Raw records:

##############################

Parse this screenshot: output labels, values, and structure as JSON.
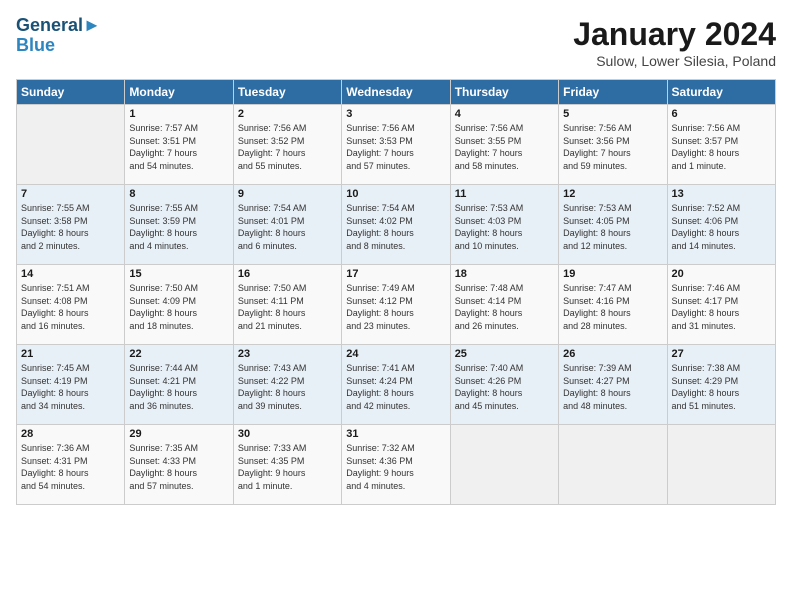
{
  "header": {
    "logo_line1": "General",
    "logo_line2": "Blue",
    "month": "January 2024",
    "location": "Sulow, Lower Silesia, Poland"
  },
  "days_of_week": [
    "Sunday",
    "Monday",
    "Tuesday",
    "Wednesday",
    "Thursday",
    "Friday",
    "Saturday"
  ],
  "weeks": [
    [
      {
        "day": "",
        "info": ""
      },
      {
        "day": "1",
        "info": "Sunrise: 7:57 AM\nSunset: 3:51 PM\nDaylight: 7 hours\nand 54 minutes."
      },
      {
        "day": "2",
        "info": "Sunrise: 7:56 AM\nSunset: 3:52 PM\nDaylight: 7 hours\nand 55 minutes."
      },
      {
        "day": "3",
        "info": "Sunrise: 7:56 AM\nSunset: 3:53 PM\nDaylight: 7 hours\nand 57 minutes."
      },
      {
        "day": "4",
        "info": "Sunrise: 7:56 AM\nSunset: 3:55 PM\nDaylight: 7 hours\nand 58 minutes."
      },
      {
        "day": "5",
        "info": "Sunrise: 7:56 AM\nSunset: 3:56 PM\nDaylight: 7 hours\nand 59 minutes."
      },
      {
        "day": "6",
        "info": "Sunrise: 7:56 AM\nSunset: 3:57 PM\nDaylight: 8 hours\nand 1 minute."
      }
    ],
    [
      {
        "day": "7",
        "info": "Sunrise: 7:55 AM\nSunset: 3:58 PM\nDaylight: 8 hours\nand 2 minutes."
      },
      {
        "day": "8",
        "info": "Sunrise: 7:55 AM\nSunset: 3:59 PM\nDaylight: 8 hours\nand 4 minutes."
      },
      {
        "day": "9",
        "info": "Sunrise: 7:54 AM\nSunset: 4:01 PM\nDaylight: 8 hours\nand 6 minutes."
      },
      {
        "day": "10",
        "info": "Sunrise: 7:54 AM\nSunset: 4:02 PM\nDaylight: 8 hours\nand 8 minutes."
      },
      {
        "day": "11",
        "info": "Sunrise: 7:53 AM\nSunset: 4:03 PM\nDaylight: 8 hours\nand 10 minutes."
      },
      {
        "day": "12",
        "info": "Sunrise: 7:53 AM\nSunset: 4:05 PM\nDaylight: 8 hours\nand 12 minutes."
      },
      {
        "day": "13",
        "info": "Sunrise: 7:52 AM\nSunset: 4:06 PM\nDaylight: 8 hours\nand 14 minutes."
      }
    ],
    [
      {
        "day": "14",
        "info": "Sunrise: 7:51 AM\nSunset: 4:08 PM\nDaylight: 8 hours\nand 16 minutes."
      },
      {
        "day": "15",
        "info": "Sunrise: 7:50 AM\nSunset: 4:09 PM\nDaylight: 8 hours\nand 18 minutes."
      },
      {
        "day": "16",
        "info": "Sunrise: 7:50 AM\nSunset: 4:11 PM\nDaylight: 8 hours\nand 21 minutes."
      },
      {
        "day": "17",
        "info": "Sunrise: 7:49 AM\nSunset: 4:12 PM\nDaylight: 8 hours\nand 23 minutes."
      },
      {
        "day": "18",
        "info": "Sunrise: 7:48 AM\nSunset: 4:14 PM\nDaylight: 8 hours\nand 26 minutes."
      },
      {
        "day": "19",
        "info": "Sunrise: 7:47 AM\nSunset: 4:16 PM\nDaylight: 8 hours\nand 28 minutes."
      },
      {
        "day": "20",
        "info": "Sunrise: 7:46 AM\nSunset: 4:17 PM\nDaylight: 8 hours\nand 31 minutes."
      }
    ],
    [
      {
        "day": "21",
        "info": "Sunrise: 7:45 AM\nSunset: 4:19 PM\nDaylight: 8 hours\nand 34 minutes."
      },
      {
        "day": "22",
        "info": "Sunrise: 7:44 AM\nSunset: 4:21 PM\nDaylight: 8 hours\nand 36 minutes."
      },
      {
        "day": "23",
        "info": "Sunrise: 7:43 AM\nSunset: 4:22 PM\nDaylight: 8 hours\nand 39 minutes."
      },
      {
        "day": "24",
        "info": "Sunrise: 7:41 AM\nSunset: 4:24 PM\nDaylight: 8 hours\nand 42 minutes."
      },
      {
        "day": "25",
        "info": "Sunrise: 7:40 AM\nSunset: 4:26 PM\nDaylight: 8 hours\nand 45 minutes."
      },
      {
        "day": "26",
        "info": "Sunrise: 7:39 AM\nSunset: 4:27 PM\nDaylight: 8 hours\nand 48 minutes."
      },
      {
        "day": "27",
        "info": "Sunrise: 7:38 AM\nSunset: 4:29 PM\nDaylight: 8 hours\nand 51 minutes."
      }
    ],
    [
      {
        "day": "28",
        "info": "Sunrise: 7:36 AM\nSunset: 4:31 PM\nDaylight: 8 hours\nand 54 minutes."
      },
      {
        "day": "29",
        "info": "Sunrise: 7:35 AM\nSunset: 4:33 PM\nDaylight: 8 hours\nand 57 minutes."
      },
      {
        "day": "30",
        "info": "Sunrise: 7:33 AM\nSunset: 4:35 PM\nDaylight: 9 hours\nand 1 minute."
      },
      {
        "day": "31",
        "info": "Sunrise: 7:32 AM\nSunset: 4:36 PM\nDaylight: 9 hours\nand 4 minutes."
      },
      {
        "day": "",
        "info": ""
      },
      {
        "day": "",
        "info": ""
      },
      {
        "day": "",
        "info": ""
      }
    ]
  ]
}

##############################

> **TO DO**: Give the entries again without a single change, but with no pictures.

> **ANSWER**:
Parse this screenshot: output labels, values, and structure as JSON.
{
  "header": {
    "logo_line1": "General",
    "logo_line2": "Blue",
    "month": "January 2024",
    "location": "Sulow, Lower Silesia, Poland"
  },
  "days_of_week": [
    "Sunday",
    "Monday",
    "Tuesday",
    "Wednesday",
    "Thursday",
    "Friday",
    "Saturday"
  ],
  "weeks": [
    [
      {
        "day": "",
        "info": ""
      },
      {
        "day": "1",
        "info": "Sunrise: 7:57 AM\nSunset: 3:51 PM\nDaylight: 7 hours\nand 54 minutes."
      },
      {
        "day": "2",
        "info": "Sunrise: 7:56 AM\nSunset: 3:52 PM\nDaylight: 7 hours\nand 55 minutes."
      },
      {
        "day": "3",
        "info": "Sunrise: 7:56 AM\nSunset: 3:53 PM\nDaylight: 7 hours\nand 57 minutes."
      },
      {
        "day": "4",
        "info": "Sunrise: 7:56 AM\nSunset: 3:55 PM\nDaylight: 7 hours\nand 58 minutes."
      },
      {
        "day": "5",
        "info": "Sunrise: 7:56 AM\nSunset: 3:56 PM\nDaylight: 7 hours\nand 59 minutes."
      },
      {
        "day": "6",
        "info": "Sunrise: 7:56 AM\nSunset: 3:57 PM\nDaylight: 8 hours\nand 1 minute."
      }
    ],
    [
      {
        "day": "7",
        "info": "Sunrise: 7:55 AM\nSunset: 3:58 PM\nDaylight: 8 hours\nand 2 minutes."
      },
      {
        "day": "8",
        "info": "Sunrise: 7:55 AM\nSunset: 3:59 PM\nDaylight: 8 hours\nand 4 minutes."
      },
      {
        "day": "9",
        "info": "Sunrise: 7:54 AM\nSunset: 4:01 PM\nDaylight: 8 hours\nand 6 minutes."
      },
      {
        "day": "10",
        "info": "Sunrise: 7:54 AM\nSunset: 4:02 PM\nDaylight: 8 hours\nand 8 minutes."
      },
      {
        "day": "11",
        "info": "Sunrise: 7:53 AM\nSunset: 4:03 PM\nDaylight: 8 hours\nand 10 minutes."
      },
      {
        "day": "12",
        "info": "Sunrise: 7:53 AM\nSunset: 4:05 PM\nDaylight: 8 hours\nand 12 minutes."
      },
      {
        "day": "13",
        "info": "Sunrise: 7:52 AM\nSunset: 4:06 PM\nDaylight: 8 hours\nand 14 minutes."
      }
    ],
    [
      {
        "day": "14",
        "info": "Sunrise: 7:51 AM\nSunset: 4:08 PM\nDaylight: 8 hours\nand 16 minutes."
      },
      {
        "day": "15",
        "info": "Sunrise: 7:50 AM\nSunset: 4:09 PM\nDaylight: 8 hours\nand 18 minutes."
      },
      {
        "day": "16",
        "info": "Sunrise: 7:50 AM\nSunset: 4:11 PM\nDaylight: 8 hours\nand 21 minutes."
      },
      {
        "day": "17",
        "info": "Sunrise: 7:49 AM\nSunset: 4:12 PM\nDaylight: 8 hours\nand 23 minutes."
      },
      {
        "day": "18",
        "info": "Sunrise: 7:48 AM\nSunset: 4:14 PM\nDaylight: 8 hours\nand 26 minutes."
      },
      {
        "day": "19",
        "info": "Sunrise: 7:47 AM\nSunset: 4:16 PM\nDaylight: 8 hours\nand 28 minutes."
      },
      {
        "day": "20",
        "info": "Sunrise: 7:46 AM\nSunset: 4:17 PM\nDaylight: 8 hours\nand 31 minutes."
      }
    ],
    [
      {
        "day": "21",
        "info": "Sunrise: 7:45 AM\nSunset: 4:19 PM\nDaylight: 8 hours\nand 34 minutes."
      },
      {
        "day": "22",
        "info": "Sunrise: 7:44 AM\nSunset: 4:21 PM\nDaylight: 8 hours\nand 36 minutes."
      },
      {
        "day": "23",
        "info": "Sunrise: 7:43 AM\nSunset: 4:22 PM\nDaylight: 8 hours\nand 39 minutes."
      },
      {
        "day": "24",
        "info": "Sunrise: 7:41 AM\nSunset: 4:24 PM\nDaylight: 8 hours\nand 42 minutes."
      },
      {
        "day": "25",
        "info": "Sunrise: 7:40 AM\nSunset: 4:26 PM\nDaylight: 8 hours\nand 45 minutes."
      },
      {
        "day": "26",
        "info": "Sunrise: 7:39 AM\nSunset: 4:27 PM\nDaylight: 8 hours\nand 48 minutes."
      },
      {
        "day": "27",
        "info": "Sunrise: 7:38 AM\nSunset: 4:29 PM\nDaylight: 8 hours\nand 51 minutes."
      }
    ],
    [
      {
        "day": "28",
        "info": "Sunrise: 7:36 AM\nSunset: 4:31 PM\nDaylight: 8 hours\nand 54 minutes."
      },
      {
        "day": "29",
        "info": "Sunrise: 7:35 AM\nSunset: 4:33 PM\nDaylight: 8 hours\nand 57 minutes."
      },
      {
        "day": "30",
        "info": "Sunrise: 7:33 AM\nSunset: 4:35 PM\nDaylight: 9 hours\nand 1 minute."
      },
      {
        "day": "31",
        "info": "Sunrise: 7:32 AM\nSunset: 4:36 PM\nDaylight: 9 hours\nand 4 minutes."
      },
      {
        "day": "",
        "info": ""
      },
      {
        "day": "",
        "info": ""
      },
      {
        "day": "",
        "info": ""
      }
    ]
  ]
}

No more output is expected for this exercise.